Make an exact copy of the records, with the images left out.

** Start Records for the exercise **

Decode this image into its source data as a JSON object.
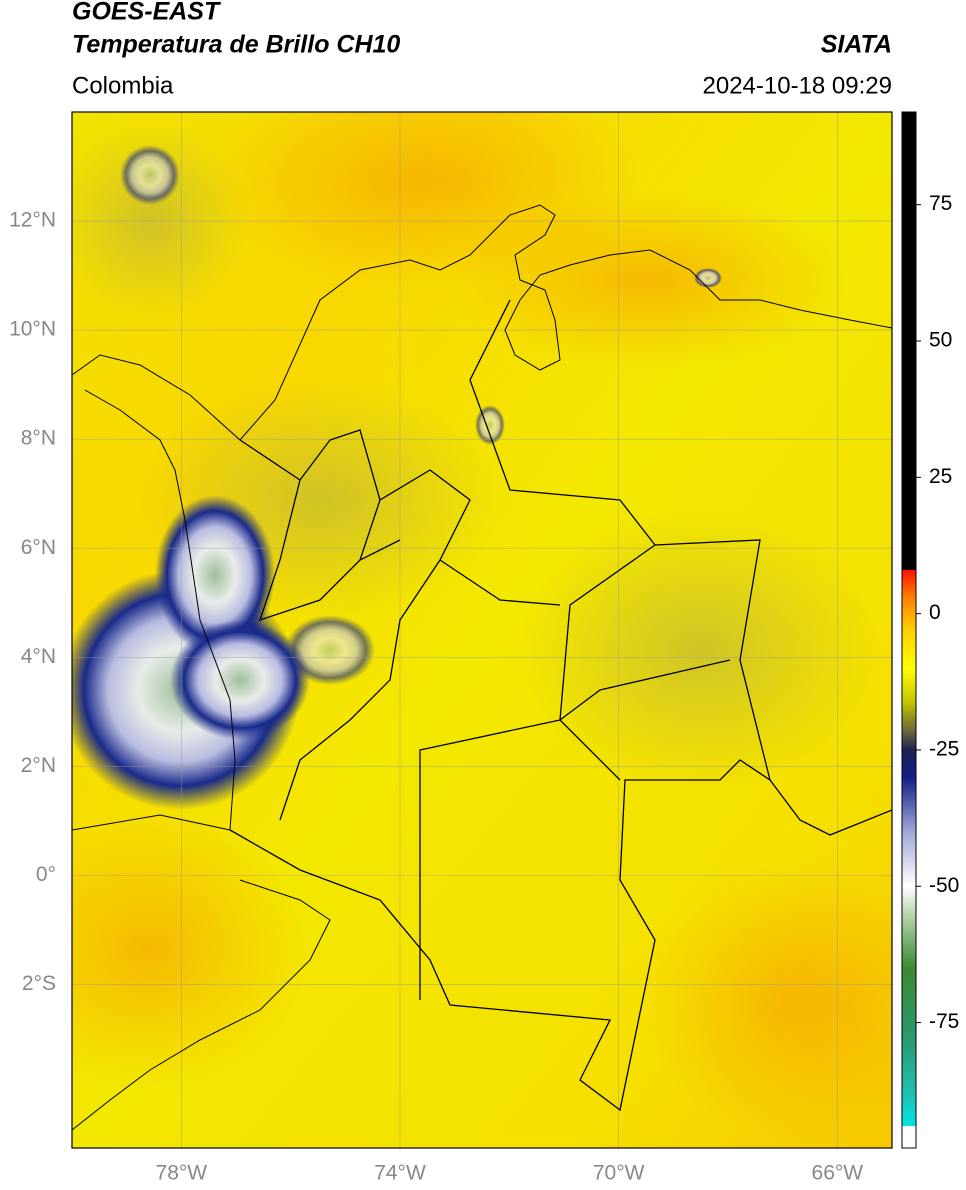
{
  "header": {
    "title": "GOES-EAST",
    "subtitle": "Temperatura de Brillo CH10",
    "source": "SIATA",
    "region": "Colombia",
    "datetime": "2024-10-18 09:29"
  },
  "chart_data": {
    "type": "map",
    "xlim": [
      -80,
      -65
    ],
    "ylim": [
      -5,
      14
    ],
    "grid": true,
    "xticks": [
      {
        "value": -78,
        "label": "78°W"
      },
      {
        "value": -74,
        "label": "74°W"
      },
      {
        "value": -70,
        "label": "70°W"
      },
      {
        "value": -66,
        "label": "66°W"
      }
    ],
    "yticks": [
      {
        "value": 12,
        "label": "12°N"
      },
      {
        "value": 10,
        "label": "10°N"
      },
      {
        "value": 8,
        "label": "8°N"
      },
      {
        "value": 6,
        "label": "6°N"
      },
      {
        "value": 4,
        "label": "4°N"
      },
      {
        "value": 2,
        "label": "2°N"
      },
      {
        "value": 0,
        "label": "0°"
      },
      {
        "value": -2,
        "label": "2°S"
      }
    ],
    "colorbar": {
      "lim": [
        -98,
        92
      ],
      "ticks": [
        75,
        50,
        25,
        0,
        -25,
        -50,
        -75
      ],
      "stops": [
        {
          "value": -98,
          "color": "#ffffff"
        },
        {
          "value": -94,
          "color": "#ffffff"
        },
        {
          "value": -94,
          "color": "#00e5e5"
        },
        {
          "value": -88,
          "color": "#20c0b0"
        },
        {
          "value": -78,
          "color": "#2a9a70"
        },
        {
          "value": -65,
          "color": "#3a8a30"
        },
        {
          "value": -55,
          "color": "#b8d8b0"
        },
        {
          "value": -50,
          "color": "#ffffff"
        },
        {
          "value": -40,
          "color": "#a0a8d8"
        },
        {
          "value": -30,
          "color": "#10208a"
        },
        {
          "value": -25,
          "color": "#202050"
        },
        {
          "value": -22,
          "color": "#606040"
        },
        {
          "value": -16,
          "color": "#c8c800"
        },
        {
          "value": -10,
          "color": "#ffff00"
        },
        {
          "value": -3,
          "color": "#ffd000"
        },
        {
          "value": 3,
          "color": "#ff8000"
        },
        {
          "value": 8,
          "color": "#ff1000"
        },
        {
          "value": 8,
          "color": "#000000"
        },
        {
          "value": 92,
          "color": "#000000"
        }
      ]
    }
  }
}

** End Records for the exercise **

__Reply to the exercise__
Decode this image into its source data as a JSON object.
{
  "header": {
    "title": "GOES-EAST",
    "subtitle": "Temperatura de Brillo CH10",
    "source": "SIATA",
    "region": "Colombia",
    "datetime": "2024-10-18 09:29"
  },
  "chart_data": {
    "type": "map",
    "xlim": [
      -80,
      -65
    ],
    "ylim": [
      -5,
      14
    ],
    "grid": true,
    "xticks": [
      {
        "value": -78,
        "label": "78°W"
      },
      {
        "value": -74,
        "label": "74°W"
      },
      {
        "value": -70,
        "label": "70°W"
      },
      {
        "value": -66,
        "label": "66°W"
      }
    ],
    "yticks": [
      {
        "value": 12,
        "label": "12°N"
      },
      {
        "value": 10,
        "label": "10°N"
      },
      {
        "value": 8,
        "label": "8°N"
      },
      {
        "value": 6,
        "label": "6°N"
      },
      {
        "value": 4,
        "label": "4°N"
      },
      {
        "value": 2,
        "label": "2°N"
      },
      {
        "value": 0,
        "label": "0°"
      },
      {
        "value": -2,
        "label": "2°S"
      }
    ],
    "colorbar": {
      "lim": [
        -98,
        92
      ],
      "ticks": [
        75,
        50,
        25,
        0,
        -25,
        -50,
        -75
      ],
      "stops": [
        {
          "value": -98,
          "color": "#ffffff"
        },
        {
          "value": -94,
          "color": "#ffffff"
        },
        {
          "value": -94,
          "color": "#00e5e5"
        },
        {
          "value": -88,
          "color": "#20c0b0"
        },
        {
          "value": -78,
          "color": "#2a9a70"
        },
        {
          "value": -65,
          "color": "#3a8a30"
        },
        {
          "value": -55,
          "color": "#b8d8b0"
        },
        {
          "value": -50,
          "color": "#ffffff"
        },
        {
          "value": -40,
          "color": "#a0a8d8"
        },
        {
          "value": -30,
          "color": "#10208a"
        },
        {
          "value": -25,
          "color": "#202050"
        },
        {
          "value": -22,
          "color": "#606040"
        },
        {
          "value": -16,
          "color": "#c8c800"
        },
        {
          "value": -10,
          "color": "#ffff00"
        },
        {
          "value": -3,
          "color": "#ffd000"
        },
        {
          "value": 3,
          "color": "#ff8000"
        },
        {
          "value": 8,
          "color": "#ff1000"
        },
        {
          "value": 8,
          "color": "#000000"
        },
        {
          "value": 92,
          "color": "#000000"
        }
      ]
    }
  }
}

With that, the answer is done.